# The request:
Every line must be returned precisely as it is written.

# Data for this task:
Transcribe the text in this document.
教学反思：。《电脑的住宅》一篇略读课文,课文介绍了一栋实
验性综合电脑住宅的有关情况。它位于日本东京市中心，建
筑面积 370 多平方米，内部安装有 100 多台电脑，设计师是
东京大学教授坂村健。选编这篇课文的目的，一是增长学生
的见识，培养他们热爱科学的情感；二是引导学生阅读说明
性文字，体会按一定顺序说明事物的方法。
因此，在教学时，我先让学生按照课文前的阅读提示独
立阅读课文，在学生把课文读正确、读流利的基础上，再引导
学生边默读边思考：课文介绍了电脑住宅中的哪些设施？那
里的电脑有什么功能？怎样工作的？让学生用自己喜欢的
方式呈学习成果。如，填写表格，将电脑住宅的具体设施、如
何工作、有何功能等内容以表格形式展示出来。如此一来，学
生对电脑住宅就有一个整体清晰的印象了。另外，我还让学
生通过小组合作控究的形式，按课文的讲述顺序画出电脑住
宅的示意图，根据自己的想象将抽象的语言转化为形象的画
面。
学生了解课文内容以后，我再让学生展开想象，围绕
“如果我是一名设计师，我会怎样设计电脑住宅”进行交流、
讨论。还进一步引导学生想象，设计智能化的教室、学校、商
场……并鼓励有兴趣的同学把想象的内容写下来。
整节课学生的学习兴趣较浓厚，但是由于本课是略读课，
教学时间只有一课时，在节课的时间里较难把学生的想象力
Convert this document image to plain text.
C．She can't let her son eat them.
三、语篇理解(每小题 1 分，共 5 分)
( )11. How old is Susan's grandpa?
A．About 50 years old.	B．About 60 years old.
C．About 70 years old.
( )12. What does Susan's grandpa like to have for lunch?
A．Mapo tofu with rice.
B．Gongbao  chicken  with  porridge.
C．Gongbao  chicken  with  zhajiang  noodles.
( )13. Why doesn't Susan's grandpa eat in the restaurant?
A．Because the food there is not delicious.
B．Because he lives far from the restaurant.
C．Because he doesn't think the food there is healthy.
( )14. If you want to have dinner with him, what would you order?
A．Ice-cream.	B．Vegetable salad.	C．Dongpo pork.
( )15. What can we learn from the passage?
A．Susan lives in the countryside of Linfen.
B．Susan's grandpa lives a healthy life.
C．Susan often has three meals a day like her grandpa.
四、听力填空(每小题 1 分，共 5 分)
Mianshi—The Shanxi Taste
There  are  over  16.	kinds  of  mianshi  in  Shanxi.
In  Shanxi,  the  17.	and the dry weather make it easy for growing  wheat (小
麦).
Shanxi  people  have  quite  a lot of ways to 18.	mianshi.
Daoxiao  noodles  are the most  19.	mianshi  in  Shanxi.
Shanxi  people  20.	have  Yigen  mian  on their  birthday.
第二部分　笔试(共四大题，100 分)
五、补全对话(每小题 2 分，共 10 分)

# Completed exercise:
Transcribe the text in this document.
教学反思：。《电脑的住宅》一篇略读课文,课文介绍了一栋实
验性综合电脑住宅的有关情况。它位于日本东京市中心，建
筑面积 370 多平方米，内部安装有 100 多台电脑，设计师是
东京大学教授坂村健。选编这篇课文的目的，一是增长学生
的见识，培养他们热爱科学的情感；二是引导学生阅读说明
性文字，体会按一定顺序说明事物的方法。
因此，在教学时，我先让学生按照课文前的阅读提示独
立阅读课文，在学生把课文读正确、读流利的基础上，再引导
学生边默读边思考：课文介绍了电脑住宅中的哪些设施？那
里的电脑有什么功能？怎样工作的？让学生用自己喜欢的
方式呈学习成果。如，填写表格，将电脑住宅的具体设施、如
何工作、有何功能等内容以表格形式展示出来。如此一来，学
生对电脑住宅就有一个整体清晰的印象了。另外，我还让学
生通过小组合作控究的形式，按课文的讲述顺序画出电脑住
宅的示意图，根据自己的想象将抽象的语言转化为形象的画
面。
学生了解课文内容以后，我再让学生展开想象，围绕
“如果我是一名设计师，我会怎样设计电脑住宅”进行交流、
讨论。还进一步引导学生想象，设计智能化的教室、学校、商
场……并鼓励有兴趣的同学把想象的内容写下来。
整节课学生的学习兴趣较浓厚，但是由于本课是略读课，
教学时间只有一课时，在节课的时间里较难把学生的想象力
Convert this document image to plain text.
C．She can't let her son eat them.
三、语篇理解(每小题 1 分，共 5 分)
( )11. How old is Susan's grandpa?
A．About 50 years old.	B．About 60 years old.
C．About 70 years old.
( )12. What does Susan's grandpa like to have for lunch?
A．Mapo tofu with rice.
B．Gongbao  chicken  with  porridge.
C．Gongbao  chicken  with  zhajiang  noodles.
( )13. Why doesn't Susan's grandpa eat in the restaurant?
A．Because the food there is not delicious.
B．Because he lives far from the restaurant.
C．Because he doesn't think the food there is healthy.
( )14. If you want to have dinner with him, what would you order?
A．Ice-cream.	B．Vegetable salad.	C．Dongpo pork.
( )15. What can we learn from the passage?
A．Susan lives in the countryside of Linfen.
B．Susan's grandpa lives a healthy life.
C．Susan often has three meals a day like her grandpa.
四、听力填空(每小题 1 分，共 5 分)
Mianshi—The Shanxi Taste
There  are  over  16.	kinds  of  mianshi  in  Shanxi.
In  Shanxi,  the  17.	and the dry weather make it easy for growing  wheat (小
麦).
Shanxi  people  have  quite  a lot of ways to 18.	mianshi.
Daoxiao  noodles  are the most  19.	mianshi  in  Shanxi.
Shanxi  people  20.	have  Yigen  mian  on their  birthday.
第二部分　笔试(共四大题，100 分)
五、补全对话(每小题 2 分，共 10 分)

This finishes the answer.